(AVAILABLE DATA begins)
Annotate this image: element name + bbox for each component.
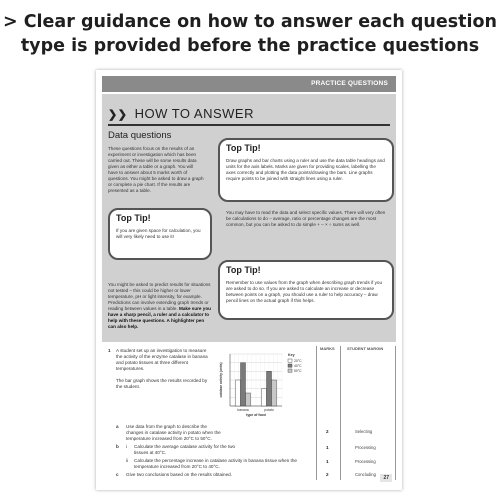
part-a-text: Use data from the graph to describe the changes in catalase activity in potato when the temperature increased from 20°C to 50°C. xyxy=(126,424,221,441)
predict-text: You might be asked to predict results for situations not tested – this could be higher or lower temperature, pH or light intensity, for example. Predictions can involve extending graph trends or reading between values in a table. xyxy=(108,282,211,311)
skill-label: Selecting xyxy=(355,429,373,434)
mark-value: 1 xyxy=(326,445,329,450)
x-axis-label: type of food xyxy=(246,413,266,417)
catalase-bar-chart xyxy=(212,348,312,418)
how-to-answer-heading xyxy=(108,106,254,121)
bar-potato-20°C xyxy=(262,389,267,406)
part-b-label: b xyxy=(116,444,119,449)
graph-note: The bar graph shows the results recorded by the student. xyxy=(116,378,208,389)
skill-label: Processing xyxy=(355,445,376,450)
student-margin-column xyxy=(340,346,396,480)
banner-label: PRACTICE QUESTIONS xyxy=(311,80,388,87)
calculation-paragraph: You may have to read the data and select specific values. There will very often be calculations to do – average, ratio or percentage changes are the most common, but you can be asked to do simple + – × ÷ sums as well. xyxy=(226,210,386,227)
tip-body: If you are given space for calculation, you will very likely need to use it! xyxy=(116,228,201,239)
equipment-note: Make sure you have a sharp pencil, a ruler and a calculator to help with these questions. A highlighter pen can also help. xyxy=(108,306,211,329)
top-tip-trends xyxy=(218,260,394,320)
top-tip-calculation xyxy=(108,208,212,260)
bar-banana-20°C xyxy=(236,380,241,406)
marks-column-header: MARKS xyxy=(320,346,335,351)
part-bii-label: ii xyxy=(126,458,129,463)
book-page xyxy=(96,70,402,490)
part-a-label: a xyxy=(116,424,119,429)
tip-title: Top Tip! xyxy=(226,265,261,275)
legend-label: 50°C xyxy=(294,368,302,373)
heading-rule xyxy=(108,124,390,126)
legend-label: 20°C xyxy=(294,358,302,363)
double-chevron-icon: ❯❯ xyxy=(108,109,128,121)
caption-line-1: > Clear guidance on how to answer each question xyxy=(2,12,498,32)
legend-swatch xyxy=(288,364,292,367)
top-tip-graphs xyxy=(218,138,394,202)
skill-label: Processing xyxy=(355,459,376,464)
legend-label: 40°C xyxy=(294,363,302,368)
tip-body: Draw graphs and bar charts using a ruler and use the data table headings and units for the axis labels. Marks are given for providing scales, labelling the axes correctly and plotting the data points/drawing the bars. Line graphs require points to be joined with straight lines using a ruler. xyxy=(226,158,385,181)
intro-paragraph: These questions focus on the results of an experiment or investigation which has been carried out. These will be some results data given as either a table or a graph. You will have to answer about 5 marks worth of questions. You might be asked to draw a graph or complete a pie chart. If the results are presented as a table. xyxy=(108,146,204,193)
legend-title: Key xyxy=(288,353,295,357)
question-number: 1 xyxy=(108,348,111,353)
section-banner xyxy=(102,76,396,92)
bar-potato-50°C xyxy=(272,380,277,406)
bar-potato-40°C xyxy=(267,371,272,406)
margin-column-header: STUDENT MARGIN xyxy=(347,346,384,351)
mark-value: 2 xyxy=(326,472,329,477)
tip-title: Top Tip! xyxy=(116,213,151,223)
skill-label: Concluding xyxy=(355,472,376,477)
bar-banana-50°C xyxy=(246,393,251,406)
marks-column xyxy=(316,346,339,480)
part-c-label: c xyxy=(116,472,119,477)
y-axis-label: catalase activity (units) xyxy=(219,362,223,398)
x-tick-label: potato xyxy=(264,408,274,412)
tip-body: Remember to use values from the graph when describing graph trends if you are asked to do so. If you are asked to calculate an increase or decrease between points on a graph, you should use a ruler to help accuracy – draw pencil lines on the actual graph if this helps. xyxy=(226,280,383,303)
heading-text: HOW TO ANSWER xyxy=(134,106,254,121)
mark-value: 1 xyxy=(326,459,329,464)
part-bi-text: Calculate the average catalase activity for the two tissues at 40°C. xyxy=(134,444,236,455)
page-number: 27 xyxy=(380,474,392,482)
legend-swatch xyxy=(288,369,292,372)
practice-question xyxy=(102,346,396,486)
question-stem: A student set up an investigation to measure the activity of the enzyme catalase in banana and potato tissues at three different temperatures. xyxy=(116,348,208,371)
caption xyxy=(0,10,500,58)
part-bii-text: Calculate the percentage increase in catalase activity in banana tissue when the temperature increased from 20°C to 40°C. xyxy=(134,458,297,469)
caption-line-2: type is provided before the practice questions xyxy=(20,36,480,56)
data-questions-subheading: Data questions xyxy=(108,130,172,141)
part-bi-label: i xyxy=(126,444,128,449)
bar-banana-40°C xyxy=(241,363,246,406)
legend-swatch xyxy=(288,359,292,362)
part-c-text: Give two conclusions based on the results obtained. xyxy=(126,472,232,477)
tip-title: Top Tip! xyxy=(226,143,261,153)
mark-value: 2 xyxy=(326,429,329,434)
x-tick-label: banana xyxy=(237,408,249,412)
predict-paragraph xyxy=(108,282,212,330)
(AVAILABLE DATA ends)
_PROBLEM DETAILS_: Your output must reproduce the material above in full, with no pictures.

_RESPONSE AREA_:
Annotate this image: element name + bbox for each component.
part-a-text: Use data from the graph to describe the changes in catalase activity in potato when the temperature increased from 20°C to 50°C. xyxy=(126,424,221,441)
predict-text: You might be asked to predict results for situations not tested – this could be higher or lower temperature, pH or light intensity, for example. Predictions can involve extending graph trends or reading between values in a table. xyxy=(108,282,211,311)
skill-label: Selecting xyxy=(355,429,373,434)
mark-value: 1 xyxy=(326,445,329,450)
x-axis-label: type of food xyxy=(246,413,266,417)
catalase-bar-chart xyxy=(212,348,312,418)
how-to-answer-heading xyxy=(108,106,254,121)
bar-potato-20°C xyxy=(262,389,267,406)
part-b-label: b xyxy=(116,444,119,449)
graph-note: The bar graph shows the results recorded by the student. xyxy=(116,378,208,389)
skill-label: Processing xyxy=(355,445,376,450)
student-margin-column xyxy=(340,346,396,480)
banner-label: PRACTICE QUESTIONS xyxy=(311,80,388,87)
calculation-paragraph: You may have to read the data and select specific values. There will very often be calculations to do – average, ratio or percentage changes are the most common, but you can be asked to do simple + – × ÷ sums as well. xyxy=(226,210,386,227)
tip-body: If you are given space for calculation, you will very likely need to use it! xyxy=(116,228,201,239)
equipment-note: Make sure you have a sharp pencil, a ruler and a calculator to help with these questions. A highlighter pen can also help. xyxy=(108,306,211,329)
top-tip-trends xyxy=(218,260,394,320)
top-tip-calculation xyxy=(108,208,212,260)
bar-banana-20°C xyxy=(236,380,241,406)
marks-column-header: MARKS xyxy=(320,346,335,351)
part-bii-label: ii xyxy=(126,458,129,463)
book-page xyxy=(96,70,402,490)
part-a-label: a xyxy=(116,424,119,429)
tip-title: Top Tip! xyxy=(226,265,261,275)
legend-label: 50°C xyxy=(294,368,302,373)
heading-rule xyxy=(108,124,390,126)
legend-label: 20°C xyxy=(294,358,302,363)
double-chevron-icon: ❯❯ xyxy=(108,109,128,121)
caption-line-1: > Clear guidance on how to answer each question xyxy=(2,12,498,32)
legend-swatch xyxy=(288,364,292,367)
top-tip-graphs xyxy=(218,138,394,202)
skill-label: Processing xyxy=(355,459,376,464)
legend-label: 40°C xyxy=(294,363,302,368)
tip-body: Draw graphs and bar charts using a ruler and use the data table headings and units for the axis labels. Marks are given for providing scales, labelling the axes correctly and plotting the data points/drawing the bars. Line graphs require points to be joined with straight lines using a ruler. xyxy=(226,158,385,181)
intro-paragraph: These questions focus on the results of an experiment or investigation which has been carried out. These will be some results data given as either a table or a graph. You will have to answer about 5 marks worth of questions. You might be asked to draw a graph or complete a pie chart. If the results are presented as a table. xyxy=(108,146,204,193)
legend-title: Key xyxy=(288,353,295,357)
question-number: 1 xyxy=(108,348,111,353)
section-banner xyxy=(102,76,396,92)
bar-potato-50°C xyxy=(272,380,277,406)
bar-potato-40°C xyxy=(267,371,272,406)
margin-column-header: STUDENT MARGIN xyxy=(347,346,384,351)
mark-value: 2 xyxy=(326,472,329,477)
tip-title: Top Tip! xyxy=(116,213,151,223)
skill-label: Concluding xyxy=(355,472,376,477)
bar-banana-50°C xyxy=(246,393,251,406)
marks-column xyxy=(316,346,339,480)
part-c-label: c xyxy=(116,472,119,477)
y-axis-label: catalase activity (units) xyxy=(219,362,223,398)
x-tick-label: potato xyxy=(264,408,274,412)
tip-body: Remember to use values from the graph when describing graph trends if you are asked to do so. If you are asked to calculate an increase or decrease between points on a graph, you should use a ruler to help accuracy – draw pencil lines on the actual graph if this helps. xyxy=(226,280,383,303)
heading-text: HOW TO ANSWER xyxy=(134,106,254,121)
mark-value: 1 xyxy=(326,459,329,464)
part-bi-text: Calculate the average catalase activity for the two tissues at 40°C. xyxy=(134,444,236,455)
page-number: 27 xyxy=(380,474,392,482)
legend-swatch xyxy=(288,369,292,372)
practice-question xyxy=(102,346,396,486)
question-stem: A student set up an investigation to measure the activity of the enzyme catalase in banana and potato tissues at three different temperatures. xyxy=(116,348,208,371)
caption xyxy=(0,10,500,58)
part-bii-text: Calculate the percentage increase in catalase activity in banana tissue when the temperature increased from 20°C to 40°C. xyxy=(134,458,297,469)
caption-line-2: type is provided before the practice questions xyxy=(20,36,480,56)
data-questions-subheading: Data questions xyxy=(108,130,172,141)
part-bi-label: i xyxy=(126,444,128,449)
bar-banana-40°C xyxy=(241,363,246,406)
legend-swatch xyxy=(288,359,292,362)
part-c-text: Give two conclusions based on the results obtained. xyxy=(126,472,232,477)
tip-title: Top Tip! xyxy=(226,143,261,153)
mark-value: 2 xyxy=(326,429,329,434)
x-tick-label: banana xyxy=(237,408,249,412)
predict-paragraph xyxy=(108,282,212,330)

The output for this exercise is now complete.